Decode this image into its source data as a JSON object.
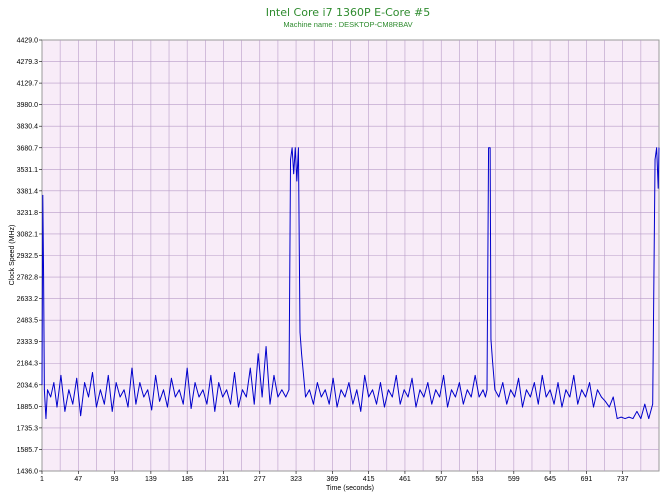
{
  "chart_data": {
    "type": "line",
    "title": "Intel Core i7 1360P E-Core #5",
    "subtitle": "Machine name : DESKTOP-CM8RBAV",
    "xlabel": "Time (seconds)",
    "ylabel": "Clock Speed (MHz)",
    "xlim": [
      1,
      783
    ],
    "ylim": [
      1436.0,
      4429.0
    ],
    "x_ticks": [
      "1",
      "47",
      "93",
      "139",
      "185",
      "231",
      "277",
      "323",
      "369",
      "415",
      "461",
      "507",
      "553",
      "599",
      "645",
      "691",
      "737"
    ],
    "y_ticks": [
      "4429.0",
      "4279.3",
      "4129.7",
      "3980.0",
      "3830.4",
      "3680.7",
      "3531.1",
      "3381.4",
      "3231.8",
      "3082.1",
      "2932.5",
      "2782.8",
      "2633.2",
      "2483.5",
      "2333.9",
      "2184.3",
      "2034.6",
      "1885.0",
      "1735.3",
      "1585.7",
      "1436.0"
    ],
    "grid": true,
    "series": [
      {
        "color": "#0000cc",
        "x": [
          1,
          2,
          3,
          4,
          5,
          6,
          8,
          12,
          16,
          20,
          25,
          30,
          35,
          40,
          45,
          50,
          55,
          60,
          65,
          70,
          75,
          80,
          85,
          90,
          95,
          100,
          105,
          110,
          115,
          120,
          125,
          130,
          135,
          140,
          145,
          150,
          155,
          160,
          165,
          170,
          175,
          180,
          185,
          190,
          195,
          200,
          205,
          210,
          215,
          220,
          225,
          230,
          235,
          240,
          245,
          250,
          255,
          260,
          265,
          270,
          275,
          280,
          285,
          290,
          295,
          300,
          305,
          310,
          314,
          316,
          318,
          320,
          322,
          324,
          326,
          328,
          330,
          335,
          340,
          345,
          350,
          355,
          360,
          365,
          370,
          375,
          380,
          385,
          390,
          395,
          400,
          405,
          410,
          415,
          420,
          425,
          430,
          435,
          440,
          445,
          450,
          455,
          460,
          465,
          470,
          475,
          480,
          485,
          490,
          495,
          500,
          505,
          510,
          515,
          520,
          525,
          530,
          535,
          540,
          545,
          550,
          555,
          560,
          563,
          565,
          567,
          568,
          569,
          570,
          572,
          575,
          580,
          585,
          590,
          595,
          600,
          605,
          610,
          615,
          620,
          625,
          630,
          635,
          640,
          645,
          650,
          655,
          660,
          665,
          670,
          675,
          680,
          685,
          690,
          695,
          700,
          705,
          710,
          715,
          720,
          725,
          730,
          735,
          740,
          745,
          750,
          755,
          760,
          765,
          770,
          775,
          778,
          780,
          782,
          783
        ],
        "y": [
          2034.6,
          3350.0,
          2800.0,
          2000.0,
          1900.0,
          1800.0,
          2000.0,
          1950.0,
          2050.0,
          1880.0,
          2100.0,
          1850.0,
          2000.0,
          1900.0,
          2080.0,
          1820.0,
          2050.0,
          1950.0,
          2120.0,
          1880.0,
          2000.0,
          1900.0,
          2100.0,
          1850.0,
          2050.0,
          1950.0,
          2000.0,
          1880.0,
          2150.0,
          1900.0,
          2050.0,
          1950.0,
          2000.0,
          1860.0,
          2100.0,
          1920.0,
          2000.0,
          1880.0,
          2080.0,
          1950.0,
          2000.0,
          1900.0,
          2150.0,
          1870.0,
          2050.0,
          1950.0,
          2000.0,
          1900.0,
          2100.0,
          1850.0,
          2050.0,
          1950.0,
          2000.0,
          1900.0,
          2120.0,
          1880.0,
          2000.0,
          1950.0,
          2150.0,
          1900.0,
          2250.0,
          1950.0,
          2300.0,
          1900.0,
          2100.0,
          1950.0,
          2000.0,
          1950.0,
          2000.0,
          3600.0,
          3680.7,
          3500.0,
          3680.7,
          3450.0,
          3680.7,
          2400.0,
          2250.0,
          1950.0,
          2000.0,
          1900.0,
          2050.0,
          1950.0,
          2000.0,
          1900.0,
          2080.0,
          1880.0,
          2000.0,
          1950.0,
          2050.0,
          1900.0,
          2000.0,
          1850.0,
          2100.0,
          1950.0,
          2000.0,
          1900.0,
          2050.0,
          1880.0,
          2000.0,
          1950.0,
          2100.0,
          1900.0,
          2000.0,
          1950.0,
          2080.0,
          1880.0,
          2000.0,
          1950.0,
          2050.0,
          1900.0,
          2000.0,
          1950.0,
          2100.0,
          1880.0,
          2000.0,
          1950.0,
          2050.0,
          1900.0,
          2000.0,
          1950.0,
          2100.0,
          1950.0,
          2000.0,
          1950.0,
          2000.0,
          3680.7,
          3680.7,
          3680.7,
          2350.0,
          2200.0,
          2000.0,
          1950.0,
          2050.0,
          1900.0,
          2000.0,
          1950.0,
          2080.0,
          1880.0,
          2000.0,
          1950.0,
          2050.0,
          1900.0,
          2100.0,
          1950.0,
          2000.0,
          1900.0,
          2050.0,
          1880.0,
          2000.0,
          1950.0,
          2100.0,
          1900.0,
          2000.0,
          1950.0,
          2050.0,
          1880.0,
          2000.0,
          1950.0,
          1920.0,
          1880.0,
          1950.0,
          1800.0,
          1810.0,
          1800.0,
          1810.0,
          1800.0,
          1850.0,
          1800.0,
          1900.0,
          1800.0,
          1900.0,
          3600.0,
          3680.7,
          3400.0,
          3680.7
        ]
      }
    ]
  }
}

Aim = With the pictures omitted, reproduce the records in full and exactly.

Written response =
Decode this image into its source data as a JSON object.
{
  "chart_data": {
    "type": "line",
    "title": "Intel Core i7 1360P E-Core #5",
    "subtitle": "Machine name : DESKTOP-CM8RBAV",
    "xlabel": "Time (seconds)",
    "ylabel": "Clock Speed (MHz)",
    "xlim": [
      1,
      783
    ],
    "ylim": [
      1436.0,
      4429.0
    ],
    "x_ticks": [
      "1",
      "47",
      "93",
      "139",
      "185",
      "231",
      "277",
      "323",
      "369",
      "415",
      "461",
      "507",
      "553",
      "599",
      "645",
      "691",
      "737"
    ],
    "y_ticks": [
      "4429.0",
      "4279.3",
      "4129.7",
      "3980.0",
      "3830.4",
      "3680.7",
      "3531.1",
      "3381.4",
      "3231.8",
      "3082.1",
      "2932.5",
      "2782.8",
      "2633.2",
      "2483.5",
      "2333.9",
      "2184.3",
      "2034.6",
      "1885.0",
      "1735.3",
      "1585.7",
      "1436.0"
    ],
    "grid": true,
    "series": [
      {
        "color": "#0000cc",
        "x": [
          1,
          2,
          3,
          4,
          5,
          6,
          8,
          12,
          16,
          20,
          25,
          30,
          35,
          40,
          45,
          50,
          55,
          60,
          65,
          70,
          75,
          80,
          85,
          90,
          95,
          100,
          105,
          110,
          115,
          120,
          125,
          130,
          135,
          140,
          145,
          150,
          155,
          160,
          165,
          170,
          175,
          180,
          185,
          190,
          195,
          200,
          205,
          210,
          215,
          220,
          225,
          230,
          235,
          240,
          245,
          250,
          255,
          260,
          265,
          270,
          275,
          280,
          285,
          290,
          295,
          300,
          305,
          310,
          314,
          316,
          318,
          320,
          322,
          324,
          326,
          328,
          330,
          335,
          340,
          345,
          350,
          355,
          360,
          365,
          370,
          375,
          380,
          385,
          390,
          395,
          400,
          405,
          410,
          415,
          420,
          425,
          430,
          435,
          440,
          445,
          450,
          455,
          460,
          465,
          470,
          475,
          480,
          485,
          490,
          495,
          500,
          505,
          510,
          515,
          520,
          525,
          530,
          535,
          540,
          545,
          550,
          555,
          560,
          563,
          565,
          567,
          568,
          569,
          570,
          572,
          575,
          580,
          585,
          590,
          595,
          600,
          605,
          610,
          615,
          620,
          625,
          630,
          635,
          640,
          645,
          650,
          655,
          660,
          665,
          670,
          675,
          680,
          685,
          690,
          695,
          700,
          705,
          710,
          715,
          720,
          725,
          730,
          735,
          740,
          745,
          750,
          755,
          760,
          765,
          770,
          775,
          778,
          780,
          782,
          783
        ],
        "y": [
          2034.6,
          3350.0,
          2800.0,
          2000.0,
          1900.0,
          1800.0,
          2000.0,
          1950.0,
          2050.0,
          1880.0,
          2100.0,
          1850.0,
          2000.0,
          1900.0,
          2080.0,
          1820.0,
          2050.0,
          1950.0,
          2120.0,
          1880.0,
          2000.0,
          1900.0,
          2100.0,
          1850.0,
          2050.0,
          1950.0,
          2000.0,
          1880.0,
          2150.0,
          1900.0,
          2050.0,
          1950.0,
          2000.0,
          1860.0,
          2100.0,
          1920.0,
          2000.0,
          1880.0,
          2080.0,
          1950.0,
          2000.0,
          1900.0,
          2150.0,
          1870.0,
          2050.0,
          1950.0,
          2000.0,
          1900.0,
          2100.0,
          1850.0,
          2050.0,
          1950.0,
          2000.0,
          1900.0,
          2120.0,
          1880.0,
          2000.0,
          1950.0,
          2150.0,
          1900.0,
          2250.0,
          1950.0,
          2300.0,
          1900.0,
          2100.0,
          1950.0,
          2000.0,
          1950.0,
          2000.0,
          3600.0,
          3680.7,
          3500.0,
          3680.7,
          3450.0,
          3680.7,
          2400.0,
          2250.0,
          1950.0,
          2000.0,
          1900.0,
          2050.0,
          1950.0,
          2000.0,
          1900.0,
          2080.0,
          1880.0,
          2000.0,
          1950.0,
          2050.0,
          1900.0,
          2000.0,
          1850.0,
          2100.0,
          1950.0,
          2000.0,
          1900.0,
          2050.0,
          1880.0,
          2000.0,
          1950.0,
          2100.0,
          1900.0,
          2000.0,
          1950.0,
          2080.0,
          1880.0,
          2000.0,
          1950.0,
          2050.0,
          1900.0,
          2000.0,
          1950.0,
          2100.0,
          1880.0,
          2000.0,
          1950.0,
          2050.0,
          1900.0,
          2000.0,
          1950.0,
          2100.0,
          1950.0,
          2000.0,
          1950.0,
          2000.0,
          3680.7,
          3680.7,
          3680.7,
          2350.0,
          2200.0,
          2000.0,
          1950.0,
          2050.0,
          1900.0,
          2000.0,
          1950.0,
          2080.0,
          1880.0,
          2000.0,
          1950.0,
          2050.0,
          1900.0,
          2100.0,
          1950.0,
          2000.0,
          1900.0,
          2050.0,
          1880.0,
          2000.0,
          1950.0,
          2100.0,
          1900.0,
          2000.0,
          1950.0,
          2050.0,
          1880.0,
          2000.0,
          1950.0,
          1920.0,
          1880.0,
          1950.0,
          1800.0,
          1810.0,
          1800.0,
          1810.0,
          1800.0,
          1850.0,
          1800.0,
          1900.0,
          1800.0,
          1900.0,
          3600.0,
          3680.7,
          3400.0,
          3680.7
        ]
      }
    ]
  }
}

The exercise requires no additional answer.